───── Information shown ─────

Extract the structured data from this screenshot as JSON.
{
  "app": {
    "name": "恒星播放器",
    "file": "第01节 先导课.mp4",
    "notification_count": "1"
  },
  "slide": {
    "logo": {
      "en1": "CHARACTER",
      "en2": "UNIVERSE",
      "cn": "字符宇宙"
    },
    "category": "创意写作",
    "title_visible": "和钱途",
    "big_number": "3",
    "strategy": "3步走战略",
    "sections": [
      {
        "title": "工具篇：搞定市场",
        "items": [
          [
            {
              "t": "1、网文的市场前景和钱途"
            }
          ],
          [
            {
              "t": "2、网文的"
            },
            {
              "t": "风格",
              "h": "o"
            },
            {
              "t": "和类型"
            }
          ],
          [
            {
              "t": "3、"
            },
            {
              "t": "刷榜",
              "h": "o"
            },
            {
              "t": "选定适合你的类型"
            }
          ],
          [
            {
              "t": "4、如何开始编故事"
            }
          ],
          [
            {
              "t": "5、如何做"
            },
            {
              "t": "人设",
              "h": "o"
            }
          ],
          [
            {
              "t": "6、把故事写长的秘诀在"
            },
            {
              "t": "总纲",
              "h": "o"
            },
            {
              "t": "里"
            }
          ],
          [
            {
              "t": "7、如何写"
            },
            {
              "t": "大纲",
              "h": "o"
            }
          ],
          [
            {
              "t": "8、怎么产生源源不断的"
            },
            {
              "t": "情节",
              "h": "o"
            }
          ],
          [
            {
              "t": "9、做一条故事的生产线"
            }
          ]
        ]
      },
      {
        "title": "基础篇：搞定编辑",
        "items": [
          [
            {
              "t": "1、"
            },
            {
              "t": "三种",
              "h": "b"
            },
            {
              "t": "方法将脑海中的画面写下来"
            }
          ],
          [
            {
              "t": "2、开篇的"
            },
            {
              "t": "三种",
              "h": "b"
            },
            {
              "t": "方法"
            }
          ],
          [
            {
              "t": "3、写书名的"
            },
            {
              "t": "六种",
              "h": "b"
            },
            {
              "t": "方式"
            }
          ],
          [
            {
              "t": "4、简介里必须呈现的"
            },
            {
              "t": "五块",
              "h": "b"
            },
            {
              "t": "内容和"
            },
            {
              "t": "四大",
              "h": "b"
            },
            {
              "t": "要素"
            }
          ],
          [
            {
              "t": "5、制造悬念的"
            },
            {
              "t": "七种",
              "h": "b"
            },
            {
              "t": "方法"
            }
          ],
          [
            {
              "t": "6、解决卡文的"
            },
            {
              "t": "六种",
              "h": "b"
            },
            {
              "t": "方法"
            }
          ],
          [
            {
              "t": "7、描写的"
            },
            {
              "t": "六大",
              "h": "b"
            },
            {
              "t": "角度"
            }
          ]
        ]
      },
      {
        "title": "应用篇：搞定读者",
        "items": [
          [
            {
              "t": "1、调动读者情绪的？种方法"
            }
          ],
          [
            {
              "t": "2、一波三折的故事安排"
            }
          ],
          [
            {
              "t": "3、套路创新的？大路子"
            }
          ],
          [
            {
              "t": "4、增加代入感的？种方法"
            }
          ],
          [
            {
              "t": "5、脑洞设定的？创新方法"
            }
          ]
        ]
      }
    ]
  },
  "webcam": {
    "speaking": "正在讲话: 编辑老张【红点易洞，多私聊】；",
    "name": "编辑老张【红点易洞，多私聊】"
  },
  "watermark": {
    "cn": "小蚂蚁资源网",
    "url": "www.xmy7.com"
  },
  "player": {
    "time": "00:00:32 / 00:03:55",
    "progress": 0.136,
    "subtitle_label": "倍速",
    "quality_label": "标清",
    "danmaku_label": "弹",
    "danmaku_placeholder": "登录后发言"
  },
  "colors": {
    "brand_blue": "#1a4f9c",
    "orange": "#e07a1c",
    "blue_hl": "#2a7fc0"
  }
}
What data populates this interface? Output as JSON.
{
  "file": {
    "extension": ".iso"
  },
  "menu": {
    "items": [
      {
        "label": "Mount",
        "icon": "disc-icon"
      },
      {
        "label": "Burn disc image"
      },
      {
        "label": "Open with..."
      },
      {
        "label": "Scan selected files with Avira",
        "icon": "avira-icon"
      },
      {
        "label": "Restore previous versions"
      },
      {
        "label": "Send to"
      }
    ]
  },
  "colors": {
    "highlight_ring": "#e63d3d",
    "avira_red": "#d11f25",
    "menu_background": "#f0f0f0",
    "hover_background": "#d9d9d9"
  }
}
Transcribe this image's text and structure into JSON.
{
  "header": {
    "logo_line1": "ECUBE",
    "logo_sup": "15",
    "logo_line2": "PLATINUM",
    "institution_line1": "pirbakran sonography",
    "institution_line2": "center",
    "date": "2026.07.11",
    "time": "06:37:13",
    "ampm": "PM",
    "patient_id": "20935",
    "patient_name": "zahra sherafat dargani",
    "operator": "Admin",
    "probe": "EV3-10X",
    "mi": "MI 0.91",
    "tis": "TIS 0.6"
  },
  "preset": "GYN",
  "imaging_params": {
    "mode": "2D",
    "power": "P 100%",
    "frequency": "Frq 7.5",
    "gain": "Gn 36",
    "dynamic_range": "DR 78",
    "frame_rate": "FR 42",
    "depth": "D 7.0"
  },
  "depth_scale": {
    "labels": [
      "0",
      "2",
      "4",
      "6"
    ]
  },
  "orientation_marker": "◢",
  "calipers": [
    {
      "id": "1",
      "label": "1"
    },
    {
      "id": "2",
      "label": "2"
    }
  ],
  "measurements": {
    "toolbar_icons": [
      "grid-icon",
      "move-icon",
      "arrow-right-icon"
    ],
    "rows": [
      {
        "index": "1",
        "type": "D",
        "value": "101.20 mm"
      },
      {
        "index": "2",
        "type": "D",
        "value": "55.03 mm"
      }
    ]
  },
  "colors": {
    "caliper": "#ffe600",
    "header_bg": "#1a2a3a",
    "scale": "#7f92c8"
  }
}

─────

## Prompt:
From the records above, how many lines include the word "image"? Only the number is wanted.

## Output of the task:
2